**The input:**

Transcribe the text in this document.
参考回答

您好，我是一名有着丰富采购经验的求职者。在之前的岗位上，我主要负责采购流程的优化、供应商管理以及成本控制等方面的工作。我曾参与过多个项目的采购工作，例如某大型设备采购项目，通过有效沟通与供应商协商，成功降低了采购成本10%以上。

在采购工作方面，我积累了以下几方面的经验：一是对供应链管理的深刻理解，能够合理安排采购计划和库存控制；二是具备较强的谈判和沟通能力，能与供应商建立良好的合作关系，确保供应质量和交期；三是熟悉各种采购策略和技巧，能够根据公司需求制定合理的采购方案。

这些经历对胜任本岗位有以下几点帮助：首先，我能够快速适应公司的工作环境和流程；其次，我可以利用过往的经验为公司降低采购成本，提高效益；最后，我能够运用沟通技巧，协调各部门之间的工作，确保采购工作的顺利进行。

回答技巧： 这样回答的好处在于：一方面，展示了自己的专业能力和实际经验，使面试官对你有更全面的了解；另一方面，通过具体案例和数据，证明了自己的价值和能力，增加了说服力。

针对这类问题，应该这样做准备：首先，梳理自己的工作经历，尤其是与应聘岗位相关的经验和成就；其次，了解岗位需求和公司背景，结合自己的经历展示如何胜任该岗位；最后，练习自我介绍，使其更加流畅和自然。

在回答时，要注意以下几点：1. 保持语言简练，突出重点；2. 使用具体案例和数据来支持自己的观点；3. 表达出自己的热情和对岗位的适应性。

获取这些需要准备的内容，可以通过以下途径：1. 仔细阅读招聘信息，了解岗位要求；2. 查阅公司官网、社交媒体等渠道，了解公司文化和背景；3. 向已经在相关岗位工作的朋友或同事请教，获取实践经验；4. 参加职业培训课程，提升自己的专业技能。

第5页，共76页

**Exercise goal:**
Transcribe the data. Leave every line exactly as it is.

**Worked answer:**
Transcribe the text in this document.
参考回答

您好，我是一名有着丰富采购经验的求职者。在之前的岗位上，我主要负责采购流程的优化、供应商管理以及成本控制等方面的工作。我曾参与过多个项目的采购工作，例如某大型设备采购项目，通过有效沟通与供应商协商，成功降低了采购成本10%以上。

在采购工作方面，我积累了以下几方面的经验：一是对供应链管理的深刻理解，能够合理安排采购计划和库存控制；二是具备较强的谈判和沟通能力，能与供应商建立良好的合作关系，确保供应质量和交期；三是熟悉各种采购策略和技巧，能够根据公司需求制定合理的采购方案。

这些经历对胜任本岗位有以下几点帮助：首先，我能够快速适应公司的工作环境和流程；其次，我可以利用过往的经验为公司降低采购成本，提高效益；最后，我能够运用沟通技巧，协调各部门之间的工作，确保采购工作的顺利进行。

回答技巧： 这样回答的好处在于：一方面，展示了自己的专业能力和实际经验，使面试官对你有更全面的了解；另一方面，通过具体案例和数据，证明了自己的价值和能力，增加了说服力。

针对这类问题，应该这样做准备：首先，梳理自己的工作经历，尤其是与应聘岗位相关的经验和成就；其次，了解岗位需求和公司背景，结合自己的经历展示如何胜任该岗位；最后，练习自我介绍，使其更加流畅和自然。

在回答时，要注意以下几点：1. 保持语言简练，突出重点；2. 使用具体案例和数据来支持自己的观点；3. 表达出自己的热情和对岗位的适应性。

获取这些需要准备的内容，可以通过以下途径：1. 仔细阅读招聘信息，了解岗位要求；2. 查阅公司官网、社交媒体等渠道，了解公司文化和背景；3. 向已经在相关岗位工作的朋友或同事请教，获取实践经验；4. 参加职业培训课程，提升自己的专业技能。

第5页，共76页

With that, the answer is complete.